= PROBLEM =
Find every line in the records below that holds the word "name", and copy each one.
= = =
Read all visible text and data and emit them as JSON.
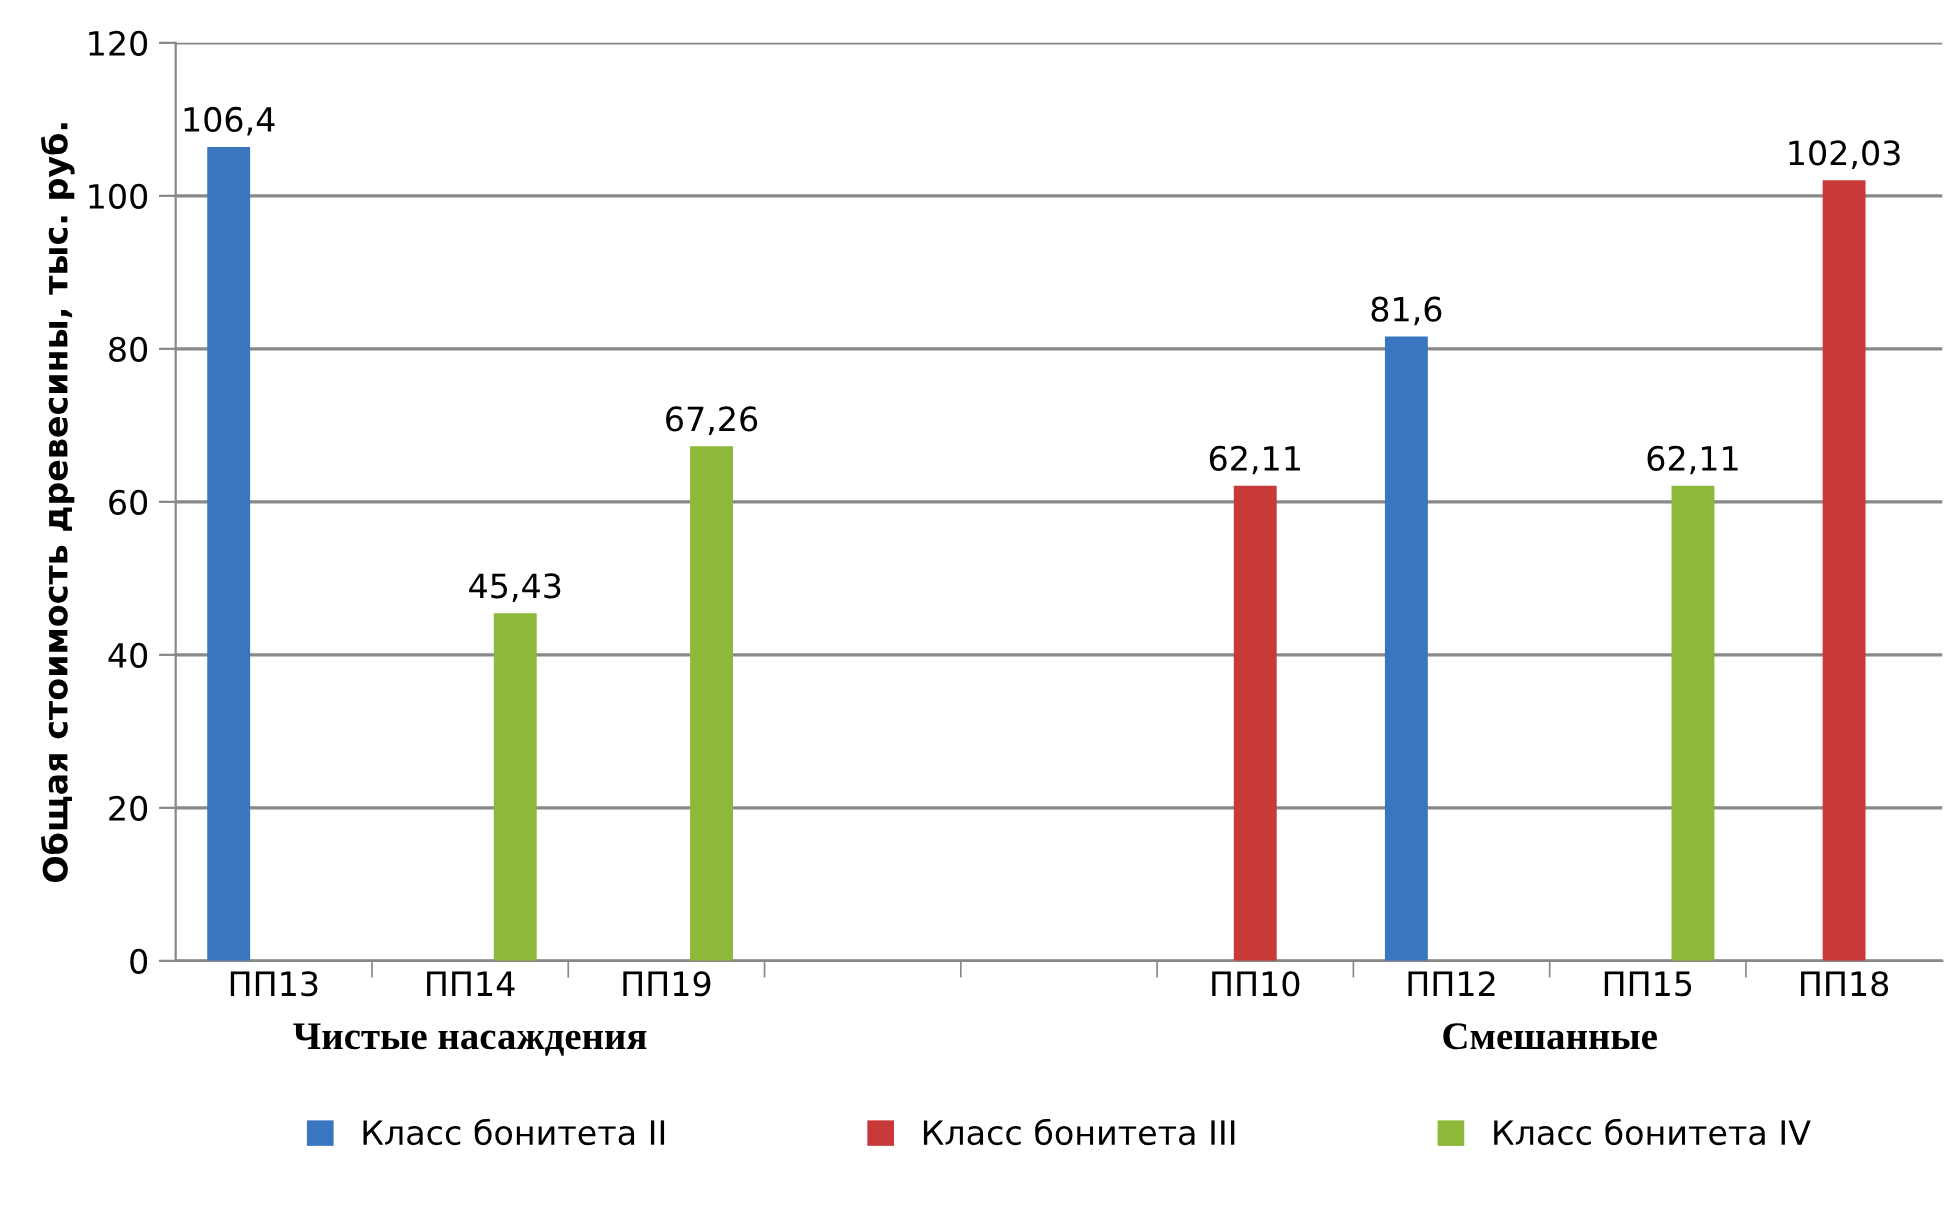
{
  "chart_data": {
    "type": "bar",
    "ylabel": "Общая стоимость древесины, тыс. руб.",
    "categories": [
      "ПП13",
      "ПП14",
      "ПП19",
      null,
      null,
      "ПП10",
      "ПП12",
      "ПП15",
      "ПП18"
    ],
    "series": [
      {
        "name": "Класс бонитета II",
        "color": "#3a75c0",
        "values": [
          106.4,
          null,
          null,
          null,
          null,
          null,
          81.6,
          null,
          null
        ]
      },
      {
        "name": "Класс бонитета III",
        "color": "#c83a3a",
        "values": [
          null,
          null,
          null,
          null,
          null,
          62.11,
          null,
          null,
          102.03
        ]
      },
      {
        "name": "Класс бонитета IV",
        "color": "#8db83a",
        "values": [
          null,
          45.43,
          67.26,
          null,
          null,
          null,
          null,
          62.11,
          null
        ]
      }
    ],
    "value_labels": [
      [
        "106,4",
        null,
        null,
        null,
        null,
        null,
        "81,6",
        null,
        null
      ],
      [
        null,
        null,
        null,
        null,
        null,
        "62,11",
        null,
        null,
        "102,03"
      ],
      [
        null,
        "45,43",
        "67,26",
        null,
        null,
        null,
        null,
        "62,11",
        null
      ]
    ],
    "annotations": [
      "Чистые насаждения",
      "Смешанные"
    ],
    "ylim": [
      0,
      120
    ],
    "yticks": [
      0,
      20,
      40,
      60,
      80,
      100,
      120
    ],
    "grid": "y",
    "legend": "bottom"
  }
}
= = =
= FINAL RESULT =
        "name": "Класс бонитета II",
        "name": "Класс бонитета III",
        "name": "Класс бонитета IV",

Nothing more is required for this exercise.